◆ Directive:
Reproduce the listing below verbatim, keeping every line in its original order and form.

◆ Material supplied:
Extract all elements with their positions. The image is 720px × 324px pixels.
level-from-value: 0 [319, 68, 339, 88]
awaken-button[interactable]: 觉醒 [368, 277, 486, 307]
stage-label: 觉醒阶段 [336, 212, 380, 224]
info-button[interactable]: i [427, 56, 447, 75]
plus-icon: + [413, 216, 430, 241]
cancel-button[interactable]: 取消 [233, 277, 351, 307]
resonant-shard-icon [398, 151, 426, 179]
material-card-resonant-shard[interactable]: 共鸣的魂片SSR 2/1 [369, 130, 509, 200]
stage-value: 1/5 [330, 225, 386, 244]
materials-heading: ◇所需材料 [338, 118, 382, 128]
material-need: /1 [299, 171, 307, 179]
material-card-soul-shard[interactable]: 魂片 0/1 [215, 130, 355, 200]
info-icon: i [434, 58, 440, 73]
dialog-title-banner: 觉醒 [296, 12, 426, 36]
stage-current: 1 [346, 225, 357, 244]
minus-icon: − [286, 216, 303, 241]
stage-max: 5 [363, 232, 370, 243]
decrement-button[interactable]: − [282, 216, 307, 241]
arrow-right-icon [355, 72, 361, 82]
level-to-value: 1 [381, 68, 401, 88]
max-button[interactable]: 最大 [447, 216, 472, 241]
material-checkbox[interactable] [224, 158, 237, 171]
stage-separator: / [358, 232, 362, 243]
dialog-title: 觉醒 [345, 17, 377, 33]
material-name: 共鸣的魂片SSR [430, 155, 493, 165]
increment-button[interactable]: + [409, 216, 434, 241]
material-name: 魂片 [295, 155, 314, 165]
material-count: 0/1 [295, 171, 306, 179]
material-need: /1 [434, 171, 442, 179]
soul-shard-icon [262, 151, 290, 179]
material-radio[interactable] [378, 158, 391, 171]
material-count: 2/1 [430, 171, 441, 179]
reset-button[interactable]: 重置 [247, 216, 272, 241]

◆ Problem solution:
Extract all elements with their positions. The image is 720px × 324px pixels.
level-from-value: 0 [319, 68, 339, 88]
awaken-button[interactable]: 觉醒 [368, 277, 486, 307]
stage-label: 觉醒阶段 [336, 212, 380, 224]
info-button[interactable]: i [427, 56, 447, 75]
plus-icon: + [413, 216, 430, 241]
cancel-button[interactable]: 取消 [233, 277, 351, 307]
resonant-shard-icon [398, 151, 426, 179]
material-card-resonant-shard[interactable]: 共鸣的魂片SSR 2/1 [369, 130, 509, 200]
stage-value: 1/5 [330, 225, 386, 244]
materials-heading: ◇所需材料 [338, 118, 382, 128]
material-need: /1 [299, 171, 307, 179]
material-card-soul-shard[interactable]: 魂片 0/1 [215, 130, 355, 200]
info-icon: i [434, 58, 440, 73]
dialog-title-banner: 觉醒 [296, 12, 426, 36]
stage-current: 1 [346, 225, 357, 244]
minus-icon: − [286, 216, 303, 241]
stage-max: 5 [363, 232, 370, 243]
decrement-button[interactable]: − [282, 216, 307, 241]
arrow-right-icon [355, 72, 361, 82]
level-to-value: 1 [381, 68, 401, 88]
max-button[interactable]: 最大 [447, 216, 472, 241]
material-checkbox[interactable] [224, 158, 237, 171]
stage-separator: / [358, 232, 362, 243]
dialog-title: 觉醒 [345, 17, 377, 33]
material-name: 共鸣的魂片SSR [430, 155, 493, 165]
increment-button[interactable]: + [409, 216, 434, 241]
material-name: 魂片 [295, 155, 314, 165]
material-count: 0/1 [295, 171, 306, 179]
material-need: /1 [434, 171, 442, 179]
soul-shard-icon [262, 151, 290, 179]
material-radio[interactable] [378, 158, 391, 171]
material-count: 2/1 [430, 171, 441, 179]
reset-button[interactable]: 重置 [247, 216, 272, 241]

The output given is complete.